* BEGIN RECORDS PROVIDED *

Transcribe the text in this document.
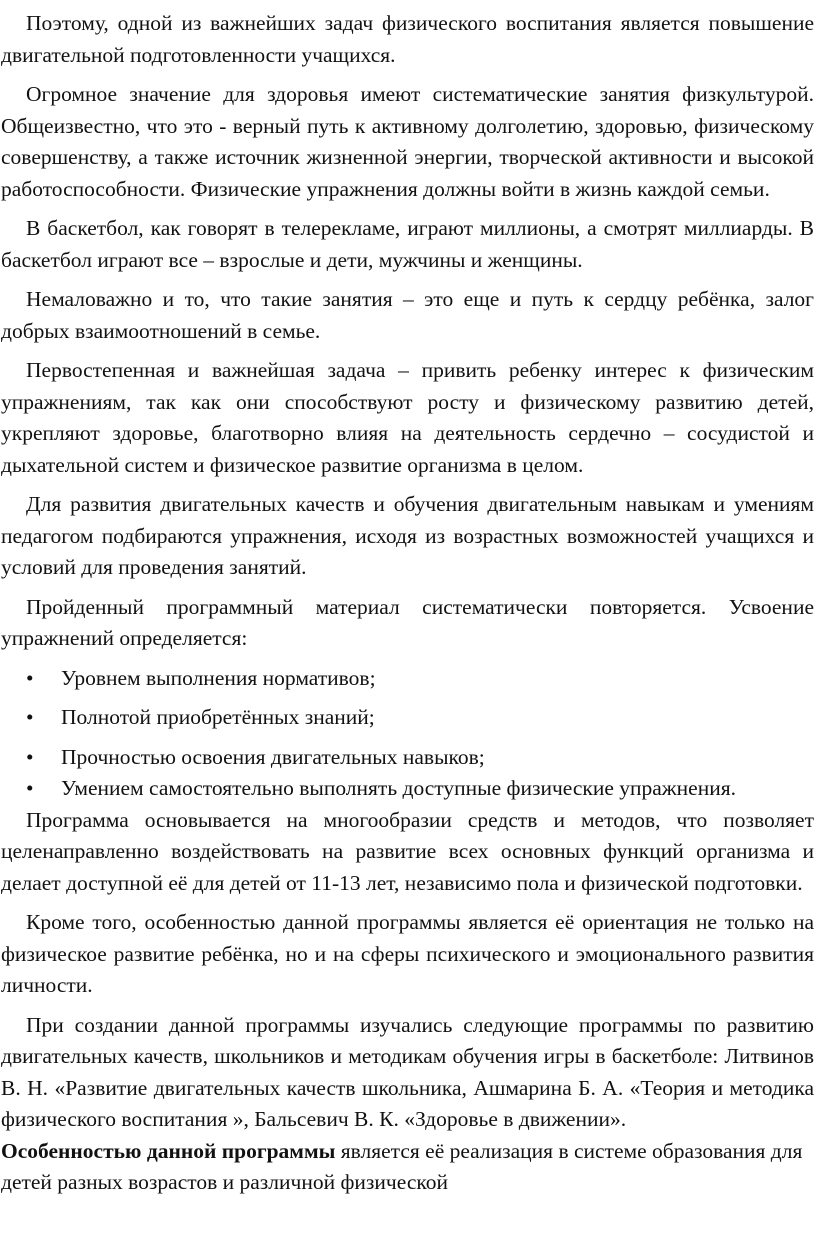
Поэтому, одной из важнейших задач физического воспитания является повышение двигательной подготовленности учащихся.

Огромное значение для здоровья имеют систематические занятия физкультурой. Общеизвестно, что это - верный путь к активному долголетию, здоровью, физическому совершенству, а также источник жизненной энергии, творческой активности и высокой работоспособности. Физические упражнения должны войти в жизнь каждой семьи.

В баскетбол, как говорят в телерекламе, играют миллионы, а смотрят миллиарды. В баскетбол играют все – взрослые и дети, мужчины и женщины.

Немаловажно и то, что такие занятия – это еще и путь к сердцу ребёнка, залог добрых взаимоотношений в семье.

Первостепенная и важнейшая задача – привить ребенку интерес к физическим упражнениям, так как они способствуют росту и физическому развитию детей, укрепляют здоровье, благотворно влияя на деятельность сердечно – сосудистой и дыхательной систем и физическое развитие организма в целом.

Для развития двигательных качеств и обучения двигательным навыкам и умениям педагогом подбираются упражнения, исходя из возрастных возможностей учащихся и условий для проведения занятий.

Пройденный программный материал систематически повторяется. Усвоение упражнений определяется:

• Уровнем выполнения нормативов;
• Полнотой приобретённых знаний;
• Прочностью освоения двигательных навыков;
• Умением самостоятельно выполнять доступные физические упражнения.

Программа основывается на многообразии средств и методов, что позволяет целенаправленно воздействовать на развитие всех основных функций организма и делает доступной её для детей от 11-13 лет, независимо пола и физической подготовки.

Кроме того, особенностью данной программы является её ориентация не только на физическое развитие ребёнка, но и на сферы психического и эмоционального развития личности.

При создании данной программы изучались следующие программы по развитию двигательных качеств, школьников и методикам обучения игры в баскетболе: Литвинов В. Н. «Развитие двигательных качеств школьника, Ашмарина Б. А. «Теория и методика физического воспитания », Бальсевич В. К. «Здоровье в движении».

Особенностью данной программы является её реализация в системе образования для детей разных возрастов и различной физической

* END RECORDS PROVIDED *
* BEGIN RECORDS PROVIDED *

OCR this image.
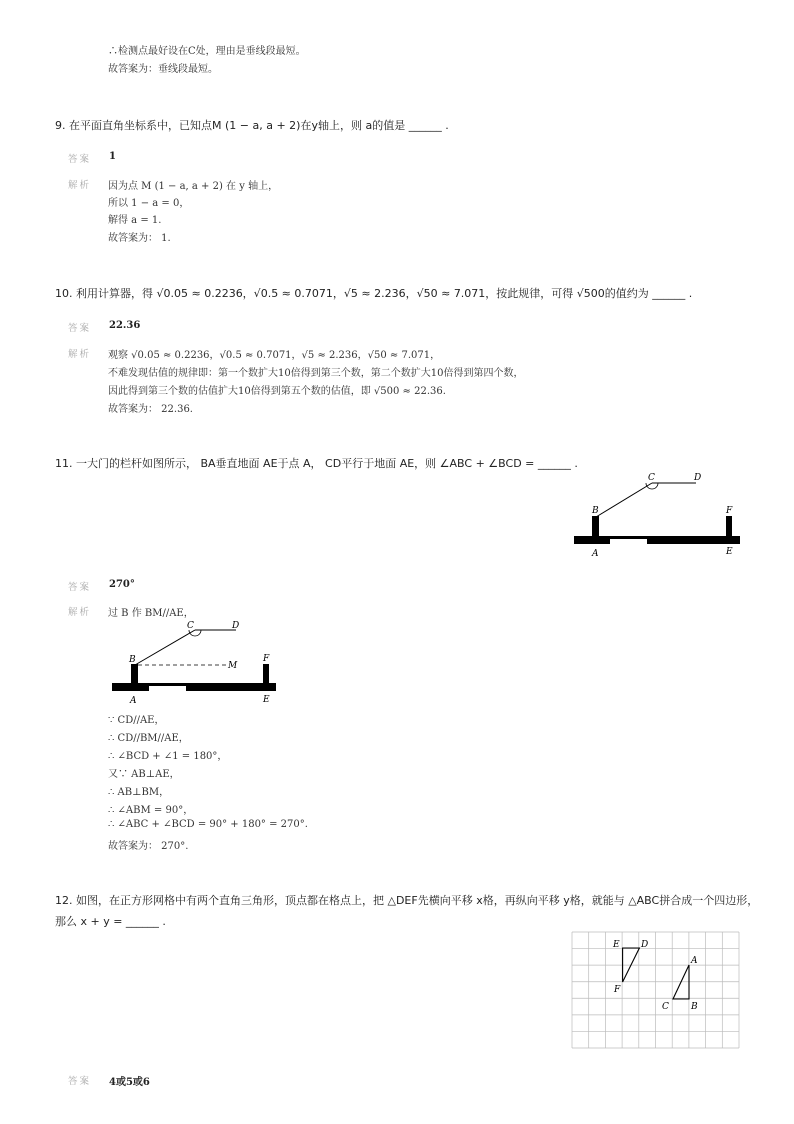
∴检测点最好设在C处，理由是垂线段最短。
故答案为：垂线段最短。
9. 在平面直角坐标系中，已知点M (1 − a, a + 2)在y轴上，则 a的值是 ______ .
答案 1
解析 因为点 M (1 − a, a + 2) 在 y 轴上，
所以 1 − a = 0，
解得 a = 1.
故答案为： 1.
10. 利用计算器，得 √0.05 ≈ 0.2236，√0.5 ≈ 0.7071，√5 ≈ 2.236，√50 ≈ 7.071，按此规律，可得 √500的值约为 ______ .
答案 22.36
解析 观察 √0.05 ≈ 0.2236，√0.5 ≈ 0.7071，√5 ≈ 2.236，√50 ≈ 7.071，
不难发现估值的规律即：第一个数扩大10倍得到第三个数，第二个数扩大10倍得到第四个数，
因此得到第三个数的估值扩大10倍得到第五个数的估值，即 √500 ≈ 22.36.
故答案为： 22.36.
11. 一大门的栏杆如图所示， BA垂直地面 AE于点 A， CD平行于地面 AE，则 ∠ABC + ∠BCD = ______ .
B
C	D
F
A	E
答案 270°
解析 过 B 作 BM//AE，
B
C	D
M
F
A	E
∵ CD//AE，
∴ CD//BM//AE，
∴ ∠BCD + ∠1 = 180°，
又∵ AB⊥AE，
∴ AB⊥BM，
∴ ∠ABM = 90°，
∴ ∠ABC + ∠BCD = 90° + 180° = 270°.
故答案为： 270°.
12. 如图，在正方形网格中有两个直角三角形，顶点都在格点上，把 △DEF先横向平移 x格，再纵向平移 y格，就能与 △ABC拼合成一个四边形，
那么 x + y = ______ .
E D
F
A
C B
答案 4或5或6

* END RECORDS PROVIDED *
* BEGIN RECORDS PROVIDED *

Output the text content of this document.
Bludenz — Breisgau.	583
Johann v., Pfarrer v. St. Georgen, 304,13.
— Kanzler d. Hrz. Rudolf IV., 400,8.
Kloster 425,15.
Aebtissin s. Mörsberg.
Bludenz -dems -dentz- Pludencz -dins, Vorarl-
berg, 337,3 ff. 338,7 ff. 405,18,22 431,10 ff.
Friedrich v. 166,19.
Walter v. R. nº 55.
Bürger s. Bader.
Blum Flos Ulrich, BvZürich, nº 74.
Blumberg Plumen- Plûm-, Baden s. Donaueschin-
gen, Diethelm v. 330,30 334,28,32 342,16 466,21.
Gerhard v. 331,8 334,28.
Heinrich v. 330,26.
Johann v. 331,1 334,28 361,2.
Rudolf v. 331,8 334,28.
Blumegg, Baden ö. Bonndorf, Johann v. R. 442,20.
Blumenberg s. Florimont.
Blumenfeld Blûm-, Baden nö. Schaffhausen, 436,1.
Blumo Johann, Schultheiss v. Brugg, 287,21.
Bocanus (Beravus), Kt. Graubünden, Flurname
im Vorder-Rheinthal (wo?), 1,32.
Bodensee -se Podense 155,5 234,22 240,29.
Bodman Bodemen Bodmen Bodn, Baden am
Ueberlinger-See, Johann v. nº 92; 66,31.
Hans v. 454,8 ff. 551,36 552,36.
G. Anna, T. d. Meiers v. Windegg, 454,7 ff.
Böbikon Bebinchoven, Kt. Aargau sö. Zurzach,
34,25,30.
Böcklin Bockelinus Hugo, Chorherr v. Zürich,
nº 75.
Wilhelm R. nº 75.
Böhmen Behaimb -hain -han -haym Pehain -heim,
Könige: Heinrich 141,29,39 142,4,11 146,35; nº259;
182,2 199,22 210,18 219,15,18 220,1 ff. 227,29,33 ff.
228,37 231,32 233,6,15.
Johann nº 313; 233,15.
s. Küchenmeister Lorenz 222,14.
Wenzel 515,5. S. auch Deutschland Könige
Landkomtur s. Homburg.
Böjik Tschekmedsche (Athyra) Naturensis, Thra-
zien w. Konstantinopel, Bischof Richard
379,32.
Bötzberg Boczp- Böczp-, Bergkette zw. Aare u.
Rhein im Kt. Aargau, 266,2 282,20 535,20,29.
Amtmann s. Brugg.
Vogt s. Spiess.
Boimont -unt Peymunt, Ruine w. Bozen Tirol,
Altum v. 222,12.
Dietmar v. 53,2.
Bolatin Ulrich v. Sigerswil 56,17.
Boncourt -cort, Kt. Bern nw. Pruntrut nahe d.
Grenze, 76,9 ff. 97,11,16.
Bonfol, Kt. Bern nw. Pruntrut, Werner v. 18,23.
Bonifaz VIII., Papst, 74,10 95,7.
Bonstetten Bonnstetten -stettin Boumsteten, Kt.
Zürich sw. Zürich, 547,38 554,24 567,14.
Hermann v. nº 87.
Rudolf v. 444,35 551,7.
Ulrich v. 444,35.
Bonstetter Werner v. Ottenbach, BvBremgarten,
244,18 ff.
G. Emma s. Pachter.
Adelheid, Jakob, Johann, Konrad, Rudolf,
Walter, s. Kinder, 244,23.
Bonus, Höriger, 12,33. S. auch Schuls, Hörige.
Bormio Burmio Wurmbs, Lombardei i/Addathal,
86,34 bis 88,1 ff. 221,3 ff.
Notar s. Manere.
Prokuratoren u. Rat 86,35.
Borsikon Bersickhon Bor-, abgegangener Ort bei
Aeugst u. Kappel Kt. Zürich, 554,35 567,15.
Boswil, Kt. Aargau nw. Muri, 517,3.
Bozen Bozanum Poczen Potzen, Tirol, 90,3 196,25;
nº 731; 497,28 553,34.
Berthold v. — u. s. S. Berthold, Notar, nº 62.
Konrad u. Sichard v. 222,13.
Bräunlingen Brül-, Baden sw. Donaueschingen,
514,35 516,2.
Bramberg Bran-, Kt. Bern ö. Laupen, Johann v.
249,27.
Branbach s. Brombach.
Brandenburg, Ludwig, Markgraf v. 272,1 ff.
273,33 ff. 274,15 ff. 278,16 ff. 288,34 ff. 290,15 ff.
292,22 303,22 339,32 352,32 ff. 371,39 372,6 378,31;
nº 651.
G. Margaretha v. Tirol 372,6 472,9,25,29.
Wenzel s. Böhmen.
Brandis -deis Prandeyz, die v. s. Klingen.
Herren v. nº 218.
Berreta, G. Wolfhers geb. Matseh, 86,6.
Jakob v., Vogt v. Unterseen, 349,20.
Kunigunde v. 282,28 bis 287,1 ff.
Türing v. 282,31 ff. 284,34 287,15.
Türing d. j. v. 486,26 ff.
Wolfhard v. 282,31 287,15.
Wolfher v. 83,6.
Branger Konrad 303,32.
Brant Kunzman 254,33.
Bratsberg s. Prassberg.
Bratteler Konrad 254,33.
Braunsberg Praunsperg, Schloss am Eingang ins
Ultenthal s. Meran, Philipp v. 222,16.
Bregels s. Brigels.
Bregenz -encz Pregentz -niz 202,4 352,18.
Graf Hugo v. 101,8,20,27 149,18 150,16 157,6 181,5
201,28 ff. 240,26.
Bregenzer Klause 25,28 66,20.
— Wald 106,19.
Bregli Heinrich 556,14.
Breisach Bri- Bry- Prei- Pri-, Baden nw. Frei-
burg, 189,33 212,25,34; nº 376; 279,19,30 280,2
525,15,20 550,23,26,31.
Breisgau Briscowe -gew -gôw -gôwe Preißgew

* END RECORDS PROVIDED *

§ YOUR GOAL:
Every line of the listing that holds "Jakob" is to be counted; give only the resulting number.

§ REPLY TO THE EXERCISE:
2